▶ PROBLEM:
State how many lines of the entries hold the string "MBIS". Reply with the number alone.

▶ DATA FOR THE TASK:
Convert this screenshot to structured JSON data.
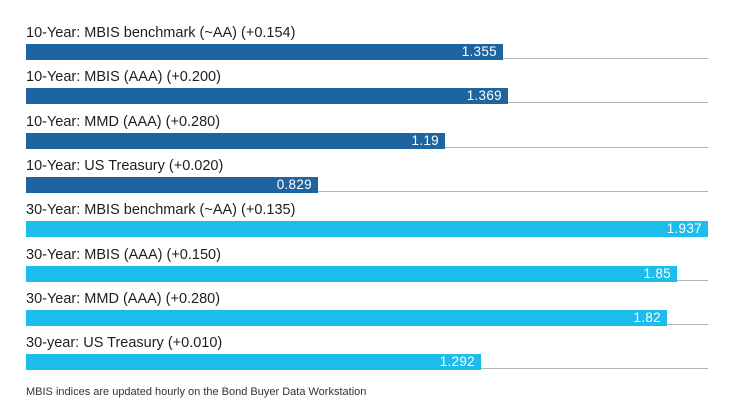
{
  "chart_data": {
    "type": "bar",
    "orientation": "horizontal",
    "categories": [
      "10-Year: MBIS benchmark (~AA) (+0.154)",
      "10-Year: MBIS (AAA) (+0.200)",
      "10-Year: MMD (AAA) (+0.280)",
      "10-Year: US Treasury (+0.020)",
      "30-Year: MBIS benchmark (~AA) (+0.135)",
      "30-Year: MBIS (AAA) (+0.150)",
      "30-Year: MMD (AAA) (+0.280)",
      "30-year: US Treasury (+0.010)"
    ],
    "values": [
      1.355,
      1.369,
      1.19,
      0.829,
      1.937,
      1.85,
      1.82,
      1.292
    ],
    "value_labels": [
      "1.355",
      "1.369",
      "1.19",
      "0.829",
      "1.937",
      "1.85",
      "1.82",
      "1.292"
    ],
    "groups": [
      "10-Year",
      "10-Year",
      "10-Year",
      "10-Year",
      "30-Year",
      "30-Year",
      "30-Year",
      "30-Year"
    ],
    "colors": {
      "10-Year": "#1e64a0",
      "30-Year": "#1cbcec"
    },
    "xlim": [
      0,
      1.937
    ],
    "grid": false,
    "title": "",
    "xlabel": "",
    "ylabel": ""
  },
  "footnote": "MBIS indices are updated hourly on the Bond Buyer Data Workstation"
}
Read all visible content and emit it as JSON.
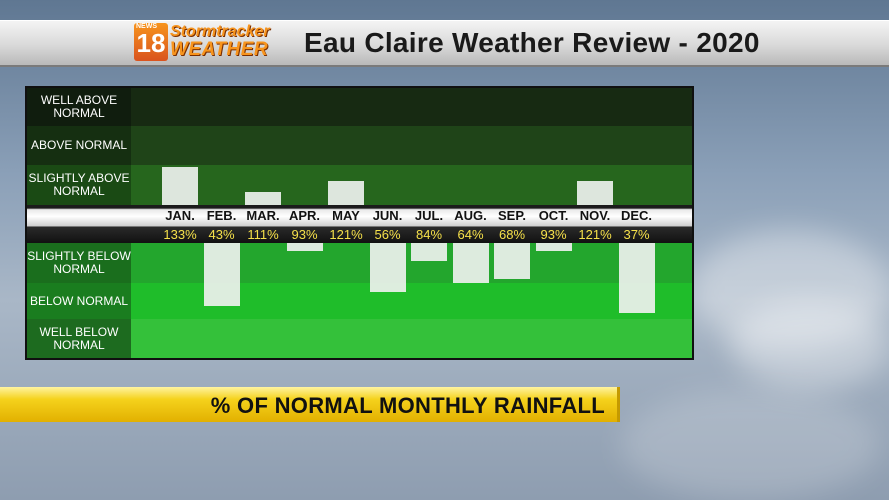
{
  "header": {
    "logo_news": "NEWS",
    "logo_number": "18",
    "logo_line1": "Stormtracker",
    "logo_line2": "WEATHER",
    "title": "Eau Claire Weather Review - 2020"
  },
  "footer": {
    "caption": "% OF NORMAL MONTHLY RAINFALL"
  },
  "colors": {
    "well_above": "#172a12",
    "above": "#1f4418",
    "slightly_above": "#26661d",
    "slightly_below": "#23a62d",
    "below": "#1fbd2a",
    "well_below": "#34c13a",
    "bar": "#ecf0ec",
    "percent_text": "#f5e04a"
  },
  "chart_data": {
    "type": "bar",
    "categories": [
      "JAN.",
      "FEB.",
      "MAR.",
      "APR.",
      "MAY",
      "JUN.",
      "JUL.",
      "AUG.",
      "SEP.",
      "OCT.",
      "NOV.",
      "DEC."
    ],
    "values": [
      133,
      43,
      111,
      93,
      121,
      56,
      84,
      64,
      68,
      93,
      121,
      37
    ],
    "value_labels": [
      "133%",
      "43%",
      "111%",
      "93%",
      "121%",
      "56%",
      "84%",
      "64%",
      "68%",
      "93%",
      "121%",
      "37%"
    ],
    "baseline": 100,
    "categories_bands": [
      "WELL ABOVE NORMAL",
      "ABOVE NORMAL",
      "SLIGHTLY ABOVE NORMAL",
      "SLIGHTLY BELOW NORMAL",
      "BELOW NORMAL",
      "WELL BELOW NORMAL"
    ],
    "title": "% OF NORMAL MONTHLY RAINFALL"
  }
}
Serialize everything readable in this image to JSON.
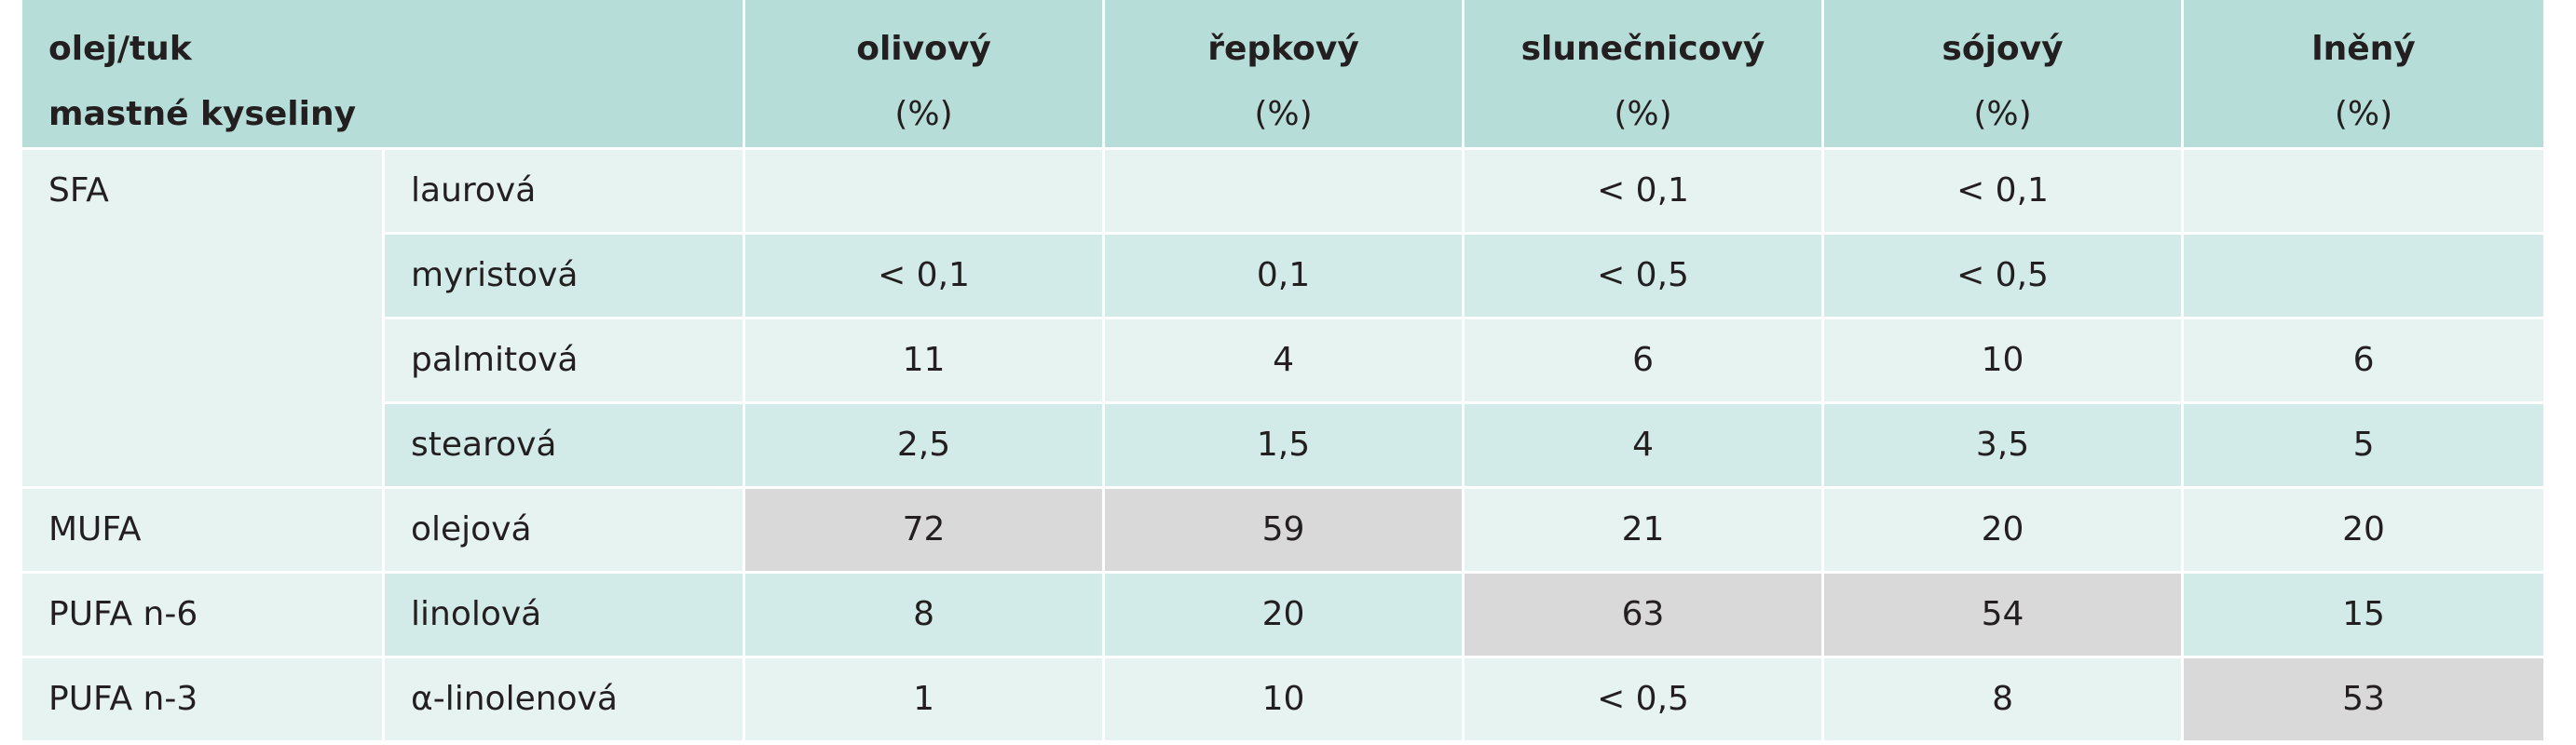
{
  "header": {
    "row_label_line1": "olej/tuk",
    "row_label_line2": "mastné kyseliny",
    "oils": [
      {
        "name": "olivový",
        "unit": "(%)"
      },
      {
        "name": "řepkový",
        "unit": "(%)"
      },
      {
        "name": "slunečnicový",
        "unit": "(%)"
      },
      {
        "name": "sójový",
        "unit": "(%)"
      },
      {
        "name": "lněný",
        "unit": "(%)"
      }
    ]
  },
  "groups": [
    {
      "name": "SFA",
      "rows": [
        {
          "acid": "laurová",
          "values": [
            "",
            "",
            "< 0,1",
            "< 0,1",
            ""
          ]
        },
        {
          "acid": "myristová",
          "values": [
            "< 0,1",
            "0,1",
            "< 0,5",
            "< 0,5",
            ""
          ]
        },
        {
          "acid": "palmitová",
          "values": [
            "11",
            "4",
            "6",
            "10",
            "6"
          ]
        },
        {
          "acid": "stearová",
          "values": [
            "2,5",
            "1,5",
            "4",
            "3,5",
            "5"
          ]
        }
      ]
    },
    {
      "name": "MUFA",
      "rows": [
        {
          "acid": "olejová",
          "values": [
            "72",
            "59",
            "21",
            "20",
            "20"
          ]
        }
      ]
    },
    {
      "name": "PUFA n-6",
      "rows": [
        {
          "acid": "linolová",
          "values": [
            "8",
            "20",
            "63",
            "54",
            "15"
          ]
        }
      ]
    },
    {
      "name": "PUFA n-3",
      "rows": [
        {
          "acid": "α-linolenová",
          "values": [
            "1",
            "10",
            "< 0,5",
            "8",
            "53"
          ]
        }
      ]
    }
  ],
  "highlight_color": "#d9d9d9",
  "header_color": "#b6ddd7"
}
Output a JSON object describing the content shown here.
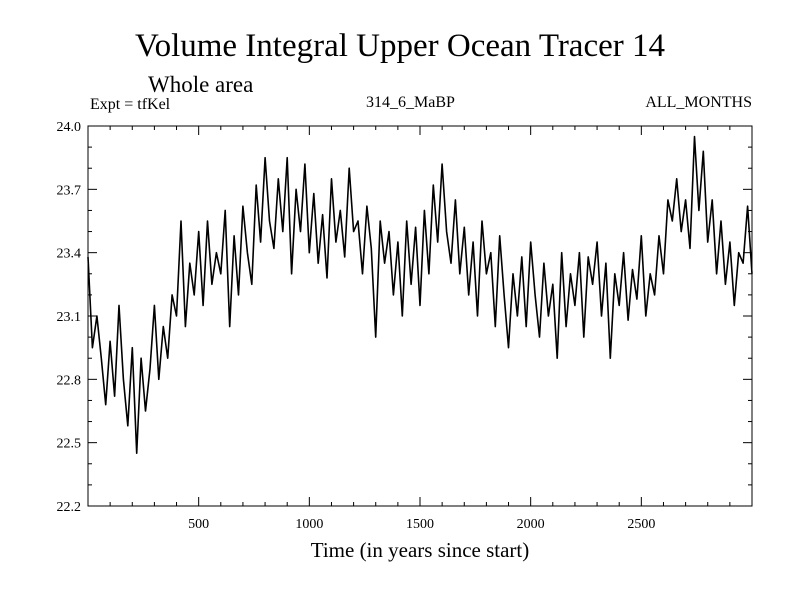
{
  "header": {
    "title": "Volume Integral Upper Ocean Tracer 14",
    "subtitle": "Whole area",
    "experiment": "Expt = tfKel",
    "run": "314_6_MaBP",
    "months": "ALL_MONTHS"
  },
  "chart_data": {
    "type": "line",
    "title": "Volume Integral Upper Ocean Tracer 14",
    "subtitle": "Whole area",
    "xlabel": "Time (in years since start)",
    "ylabel": "",
    "xlim": [
      0,
      3000
    ],
    "ylim": [
      22.2,
      24.0
    ],
    "xticks": [
      500,
      1000,
      1500,
      2000,
      2500
    ],
    "yticks": [
      22.2,
      22.5,
      22.8,
      23.1,
      23.4,
      23.7,
      24.0
    ],
    "ytick_labels": [
      "22.2",
      "22.5",
      "22.8",
      "23.1",
      "23.4",
      "23.7",
      "24.0"
    ],
    "grid": false,
    "series": [
      {
        "color": "#000000",
        "x": [
          0,
          20,
          40,
          60,
          80,
          100,
          120,
          140,
          160,
          180,
          200,
          220,
          240,
          260,
          280,
          300,
          320,
          340,
          360,
          380,
          400,
          420,
          440,
          460,
          480,
          500,
          520,
          540,
          560,
          580,
          600,
          620,
          640,
          660,
          680,
          700,
          720,
          740,
          760,
          780,
          800,
          820,
          840,
          860,
          880,
          900,
          920,
          940,
          960,
          980,
          1000,
          1020,
          1040,
          1060,
          1080,
          1100,
          1120,
          1140,
          1160,
          1180,
          1200,
          1220,
          1240,
          1260,
          1280,
          1300,
          1320,
          1340,
          1360,
          1380,
          1400,
          1420,
          1440,
          1460,
          1480,
          1500,
          1520,
          1540,
          1560,
          1580,
          1600,
          1620,
          1640,
          1660,
          1680,
          1700,
          1720,
          1740,
          1760,
          1780,
          1800,
          1820,
          1840,
          1860,
          1880,
          1900,
          1920,
          1940,
          1960,
          1980,
          2000,
          2020,
          2040,
          2060,
          2080,
          2100,
          2120,
          2140,
          2160,
          2180,
          2200,
          2220,
          2240,
          2260,
          2280,
          2300,
          2320,
          2340,
          2360,
          2380,
          2400,
          2420,
          2440,
          2460,
          2480,
          2500,
          2520,
          2540,
          2560,
          2580,
          2600,
          2620,
          2640,
          2660,
          2680,
          2700,
          2720,
          2740,
          2760,
          2780,
          2800,
          2820,
          2840,
          2860,
          2880,
          2900,
          2920,
          2940,
          2960,
          2980,
          3000
        ],
        "values": [
          23.38,
          22.95,
          23.1,
          22.9,
          22.68,
          22.98,
          22.72,
          23.15,
          22.8,
          22.58,
          22.95,
          22.45,
          22.9,
          22.65,
          22.85,
          23.15,
          22.8,
          23.05,
          22.9,
          23.2,
          23.1,
          23.55,
          23.05,
          23.35,
          23.2,
          23.5,
          23.15,
          23.55,
          23.25,
          23.4,
          23.3,
          23.6,
          23.05,
          23.48,
          23.2,
          23.62,
          23.4,
          23.25,
          23.72,
          23.45,
          23.85,
          23.55,
          23.42,
          23.75,
          23.5,
          23.85,
          23.3,
          23.7,
          23.5,
          23.82,
          23.4,
          23.68,
          23.35,
          23.58,
          23.28,
          23.75,
          23.45,
          23.6,
          23.38,
          23.8,
          23.5,
          23.55,
          23.3,
          23.62,
          23.42,
          23.0,
          23.55,
          23.35,
          23.5,
          23.2,
          23.45,
          23.1,
          23.55,
          23.25,
          23.52,
          23.15,
          23.6,
          23.3,
          23.72,
          23.45,
          23.82,
          23.5,
          23.35,
          23.65,
          23.3,
          23.52,
          23.2,
          23.45,
          23.1,
          23.55,
          23.3,
          23.4,
          23.05,
          23.48,
          23.2,
          22.95,
          23.3,
          23.1,
          23.38,
          23.05,
          23.45,
          23.2,
          23.0,
          23.35,
          23.1,
          23.25,
          22.9,
          23.4,
          23.05,
          23.3,
          23.15,
          23.4,
          23.0,
          23.38,
          23.25,
          23.45,
          23.1,
          23.35,
          22.9,
          23.3,
          23.15,
          23.4,
          23.08,
          23.32,
          23.18,
          23.48,
          23.1,
          23.3,
          23.2,
          23.48,
          23.3,
          23.65,
          23.55,
          23.75,
          23.5,
          23.65,
          23.42,
          23.95,
          23.6,
          23.88,
          23.45,
          23.65,
          23.3,
          23.55,
          23.25,
          23.45,
          23.15,
          23.4,
          23.35,
          23.62,
          23.3
        ]
      }
    ]
  }
}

▶ SOLUTION TO THE EXERCISE:
5